─── Data supplied ───

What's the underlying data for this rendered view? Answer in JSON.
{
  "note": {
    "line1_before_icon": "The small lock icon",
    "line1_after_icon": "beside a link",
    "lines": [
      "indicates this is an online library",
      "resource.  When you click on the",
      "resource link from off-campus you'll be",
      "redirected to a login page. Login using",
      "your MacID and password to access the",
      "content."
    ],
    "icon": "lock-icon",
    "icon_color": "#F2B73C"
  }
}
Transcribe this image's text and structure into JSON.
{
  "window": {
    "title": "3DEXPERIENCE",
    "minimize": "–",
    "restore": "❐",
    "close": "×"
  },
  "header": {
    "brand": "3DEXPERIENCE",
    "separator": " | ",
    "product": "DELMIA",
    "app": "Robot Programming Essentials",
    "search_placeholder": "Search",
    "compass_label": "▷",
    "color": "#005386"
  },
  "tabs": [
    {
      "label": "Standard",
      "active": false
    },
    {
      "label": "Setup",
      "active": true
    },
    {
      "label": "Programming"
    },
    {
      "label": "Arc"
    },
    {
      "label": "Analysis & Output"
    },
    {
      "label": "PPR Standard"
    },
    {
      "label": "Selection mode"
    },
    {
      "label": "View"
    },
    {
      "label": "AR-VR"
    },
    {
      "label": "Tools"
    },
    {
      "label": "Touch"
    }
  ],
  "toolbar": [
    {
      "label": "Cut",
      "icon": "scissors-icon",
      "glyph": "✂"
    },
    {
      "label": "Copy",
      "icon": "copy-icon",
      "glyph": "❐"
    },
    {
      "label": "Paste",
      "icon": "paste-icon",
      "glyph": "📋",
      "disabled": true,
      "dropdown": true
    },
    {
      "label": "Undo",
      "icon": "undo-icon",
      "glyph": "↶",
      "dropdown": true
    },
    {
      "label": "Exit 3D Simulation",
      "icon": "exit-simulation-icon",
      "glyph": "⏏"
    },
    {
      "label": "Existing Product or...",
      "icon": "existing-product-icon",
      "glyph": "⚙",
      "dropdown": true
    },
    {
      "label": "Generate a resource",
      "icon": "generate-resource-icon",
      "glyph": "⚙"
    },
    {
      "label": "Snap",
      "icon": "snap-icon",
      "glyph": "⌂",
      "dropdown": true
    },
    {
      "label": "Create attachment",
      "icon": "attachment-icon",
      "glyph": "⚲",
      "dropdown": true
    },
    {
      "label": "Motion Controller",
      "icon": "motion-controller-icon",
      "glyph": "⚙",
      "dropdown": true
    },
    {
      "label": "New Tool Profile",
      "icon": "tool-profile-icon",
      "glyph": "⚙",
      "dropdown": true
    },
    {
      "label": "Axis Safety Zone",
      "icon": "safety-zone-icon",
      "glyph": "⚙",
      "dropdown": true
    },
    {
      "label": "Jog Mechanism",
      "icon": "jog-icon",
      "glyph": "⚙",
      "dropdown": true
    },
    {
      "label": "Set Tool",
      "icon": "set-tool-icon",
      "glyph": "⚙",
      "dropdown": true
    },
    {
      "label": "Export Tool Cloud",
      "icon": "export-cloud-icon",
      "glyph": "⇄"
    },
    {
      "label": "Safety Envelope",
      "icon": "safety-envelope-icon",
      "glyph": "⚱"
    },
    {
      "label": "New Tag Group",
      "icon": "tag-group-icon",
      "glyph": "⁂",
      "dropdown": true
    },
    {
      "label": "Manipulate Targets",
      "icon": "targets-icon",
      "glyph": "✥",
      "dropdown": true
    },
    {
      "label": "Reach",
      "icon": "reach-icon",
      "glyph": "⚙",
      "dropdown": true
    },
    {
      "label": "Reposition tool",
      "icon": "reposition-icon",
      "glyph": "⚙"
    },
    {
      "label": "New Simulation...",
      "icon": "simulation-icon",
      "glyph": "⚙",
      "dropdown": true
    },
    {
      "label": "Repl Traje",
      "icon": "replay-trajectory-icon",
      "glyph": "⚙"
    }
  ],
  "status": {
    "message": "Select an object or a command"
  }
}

───

## What you are asked to do
Pick out the lines containing the string "JSON".

## Finished exercise
What's the underlying data for this rendered view? Answer in JSON.
Transcribe this image's text and structure into JSON.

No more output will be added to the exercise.